§ RECORDS FOR THIS EXERCISE:
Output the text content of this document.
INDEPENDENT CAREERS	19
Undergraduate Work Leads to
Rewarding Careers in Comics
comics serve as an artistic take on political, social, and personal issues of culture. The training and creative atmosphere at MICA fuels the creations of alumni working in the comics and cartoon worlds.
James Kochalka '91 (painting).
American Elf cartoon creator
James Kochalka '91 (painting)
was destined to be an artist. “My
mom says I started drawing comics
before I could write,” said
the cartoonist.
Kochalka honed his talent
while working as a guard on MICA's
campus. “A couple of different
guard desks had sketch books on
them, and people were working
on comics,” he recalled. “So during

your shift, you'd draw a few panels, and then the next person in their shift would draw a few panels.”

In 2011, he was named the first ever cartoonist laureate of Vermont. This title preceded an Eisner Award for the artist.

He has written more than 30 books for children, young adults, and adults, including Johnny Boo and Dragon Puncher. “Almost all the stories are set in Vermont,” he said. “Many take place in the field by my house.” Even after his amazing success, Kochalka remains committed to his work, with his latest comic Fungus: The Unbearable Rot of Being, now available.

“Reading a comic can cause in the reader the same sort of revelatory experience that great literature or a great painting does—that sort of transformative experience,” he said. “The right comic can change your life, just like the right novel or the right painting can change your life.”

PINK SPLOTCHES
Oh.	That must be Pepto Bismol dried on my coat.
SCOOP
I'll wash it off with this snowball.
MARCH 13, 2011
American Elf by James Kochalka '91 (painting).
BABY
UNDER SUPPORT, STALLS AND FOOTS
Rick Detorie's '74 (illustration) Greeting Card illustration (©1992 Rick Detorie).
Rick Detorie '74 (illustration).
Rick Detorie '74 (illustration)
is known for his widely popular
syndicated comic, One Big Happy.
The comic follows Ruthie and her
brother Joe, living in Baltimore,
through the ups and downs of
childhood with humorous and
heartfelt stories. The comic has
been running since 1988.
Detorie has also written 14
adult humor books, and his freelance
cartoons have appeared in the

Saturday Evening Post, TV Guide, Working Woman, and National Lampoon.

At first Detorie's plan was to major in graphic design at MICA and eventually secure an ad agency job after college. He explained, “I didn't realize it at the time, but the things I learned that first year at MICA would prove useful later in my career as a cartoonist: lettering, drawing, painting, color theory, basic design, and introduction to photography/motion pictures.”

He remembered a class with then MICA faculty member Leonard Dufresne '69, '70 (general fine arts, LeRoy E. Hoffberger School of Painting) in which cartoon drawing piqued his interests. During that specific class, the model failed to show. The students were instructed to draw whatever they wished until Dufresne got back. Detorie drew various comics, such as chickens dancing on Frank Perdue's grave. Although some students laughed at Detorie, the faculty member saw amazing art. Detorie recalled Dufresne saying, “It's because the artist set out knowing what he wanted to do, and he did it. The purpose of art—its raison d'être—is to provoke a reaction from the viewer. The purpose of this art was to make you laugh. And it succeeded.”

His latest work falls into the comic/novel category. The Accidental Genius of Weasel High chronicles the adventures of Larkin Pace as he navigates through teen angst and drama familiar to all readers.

§ TASK OBJECTIVE: Scan the material line by line and report each one that contains "Vermont".

§ CORRECT RESPONSE:
In 2011, he was named the first ever cartoonist laureate of Vermont. This title preceded an Eisner Award for the artist.
He has written more than 30 books for children, young adults, and adults, including Johnny Boo and Dragon Puncher. “Almost all the stories are set in Vermont,” he said. “Many take place in the field by my house.” Even after his amazing success, Kochalka remains committed to his work, with his latest comic Fungus: The Unbearable Rot of Being, now available.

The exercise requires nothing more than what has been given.